**Source material**
==*==

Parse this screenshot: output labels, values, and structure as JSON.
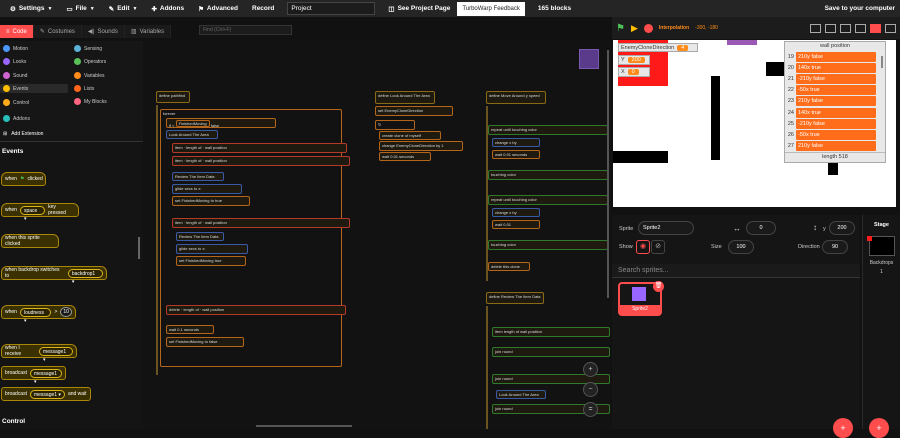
{
  "menu": {
    "settings": "Settings",
    "file": "File",
    "edit": "Edit",
    "addons": "Addons",
    "advanced": "Advanced",
    "record": "Record",
    "project_title": "Project",
    "see_project": "See Project Page",
    "feedback": "TurboWarp Feedback",
    "blocks_count": "165 blocks",
    "save": "Save to your computer"
  },
  "tabs": {
    "code": "Code",
    "costumes": "Costumes",
    "sounds": "Sounds",
    "variables": "Variables"
  },
  "find_placeholder": "Find (Ctrl+F)",
  "categories": [
    "Motion",
    "Looks",
    "Sound",
    "Events",
    "Control",
    "Addons",
    "Sensing",
    "Operators",
    "Variables",
    "Lists",
    "My Blocks"
  ],
  "add_extension": "Add Extension",
  "palette": {
    "events_heading": "Events",
    "when_flag": "when",
    "when_flag_tail": "clicked",
    "when_key": "when",
    "key_value": "space",
    "key_tail": "key pressed",
    "when_sprite": "when this sprite clicked",
    "when_backdrop": "when backdrop switches to",
    "backdrop_value": "backdrop1",
    "when_loudness": "when",
    "loudness_value": "loudness",
    "loudness_num": "10",
    "when_receive": "when I receive",
    "message_value": "message1",
    "broadcast": "broadcast",
    "broadcast_wait": "and wait",
    "control_heading": "Control"
  },
  "stage_header": {
    "interpolation": "Interpolation",
    "coords": "-300, -180"
  },
  "monitors": {
    "clone_dir_label": "EnemyCloneDirection",
    "clone_dir_value": "4",
    "y_label": "Y",
    "y_value": "200",
    "x_label": "X",
    "x_value": "0"
  },
  "list_monitor": {
    "title": "wall position",
    "indices": [
      "19",
      "20",
      "21",
      "22",
      "23",
      "24",
      "25",
      "26",
      "27"
    ],
    "items": [
      "210y false",
      "140x true",
      "-210y false",
      "-50x true",
      "210y false",
      "140x true",
      "-210y false",
      "-50x true",
      "210y false"
    ],
    "length_label": "length 518"
  },
  "sprite_info": {
    "sprite_label": "Sprite",
    "sprite_name": "Sprite2",
    "x_value": "0",
    "y_value": "200",
    "show_label": "Show",
    "size_label": "Size",
    "size_value": "100",
    "direction_label": "Direction",
    "direction_value": "90"
  },
  "sprite_search_placeholder": "Search sprites...",
  "sprite_card_name": "Sprite2",
  "stage_pane": {
    "title": "Stage",
    "backdrops_label": "Backdrops",
    "backdrops_count": "1"
  },
  "scripts": {
    "s1_hat": "define",
    "s1_name": "pathfind",
    "s1_a": "forever",
    "s1_b": "if <",
    "s1_c": "FinishedMoving",
    "s1_d": "false",
    "s1_e": "Look Around The Area",
    "s1_f": "item",
    "s1_g": "length of",
    "s1_h": "wall position",
    "s1_i": "Review The Item Data",
    "s1_j": "glide",
    "s1_k": "secs to x:",
    "s1_l": "FinishedMoving",
    "s1_m": "true",
    "s1_n": "Review The Item Data",
    "s1_o": "delete",
    "s1_p": "wait",
    "s1_q": "0.1",
    "s1_r": "seconds",
    "s1_s": "set",
    "s1_t": "to",
    "s2_hat": "define",
    "s2_name": "Look Around The Area",
    "s2_a": "EnemyCloneDirection",
    "s2_b": "create clone of",
    "s2_c": "myself",
    "s2_d": "change",
    "s2_e": "by",
    "s2_f": "1",
    "s2_g": "wait",
    "s2_h": "0.01",
    "s2_i": "seconds",
    "s3_hat": "define",
    "s3_name": "Move Around",
    "s3_a": "x",
    "s3_b": "y",
    "s3_c": "speed",
    "s3_d": "repeat until",
    "s3_e": "touching color",
    "s3_f": "change x by",
    "s3_g": "wait",
    "s3_h": "0.01",
    "s3_i": "seconds",
    "s3_j": "delete this clone",
    "s4_hat": "define",
    "s4_name": "Review The Item Data",
    "s4_a": "item",
    "s4_b": "length of",
    "s4_c": "wall position",
    "s4_d": "Look Around The Area",
    "s4_e": "round",
    "s4_f": "join"
  }
}
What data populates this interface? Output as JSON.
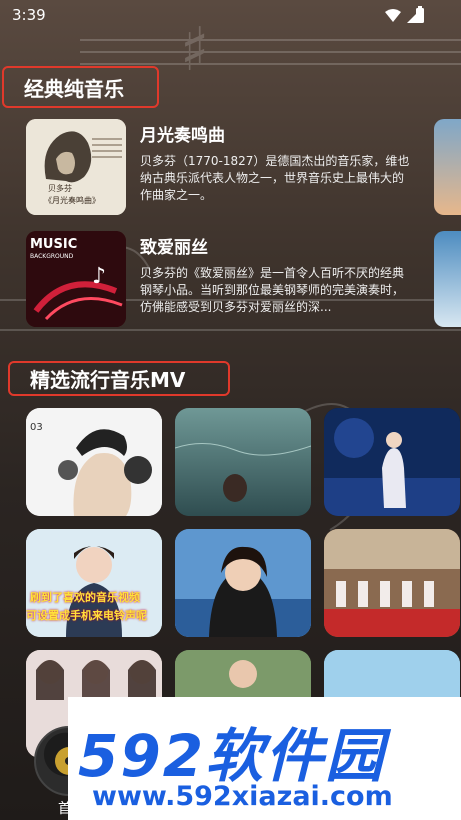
{
  "status_bar": {
    "time": "3:39"
  },
  "section_classic": {
    "title": "经典纯音乐"
  },
  "tracks": [
    {
      "name": "月光奏鸣曲",
      "desc": "贝多芬（1770-1827）是德国杰出的音乐家，维也纳古典乐派代表人物之一，世界音乐史上最伟大的作曲家之一。",
      "thumb_text_1": "贝多芬",
      "thumb_text_2": "《月光奏鸣曲》"
    },
    {
      "name": "致爱丽丝",
      "desc": "贝多芬的《致爱丽丝》是一首令人百听不厌的经典钢琴小品。当听到那位最美钢琴师的完美演奏时，仿佛能感受到贝多芬对爱丽丝的深...",
      "thumb_text_1": "MUSIC",
      "thumb_text_2": "BACKGROUND"
    }
  ],
  "section_mv": {
    "title": "精选流行音乐MV"
  },
  "mv_overlays": {
    "mv1_corner": "03",
    "mv5_line1": "刷到了喜欢的音乐视频",
    "mv5_line2": "可设置成手机来电铃声呢"
  },
  "bottom_nav": {
    "label": "首"
  },
  "watermark": {
    "brand": "592软件园",
    "url": "www.592xiazai.com"
  },
  "colors": {
    "highlight_border": "#e0392b",
    "watermark_blue": "#1a5fe0"
  }
}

==*==

Identify which lines contain the word "EnemyCloneDirection" and copy each one.

    "clone_dir_label": "EnemyCloneDirection",
    "s2_a": "EnemyCloneDirection",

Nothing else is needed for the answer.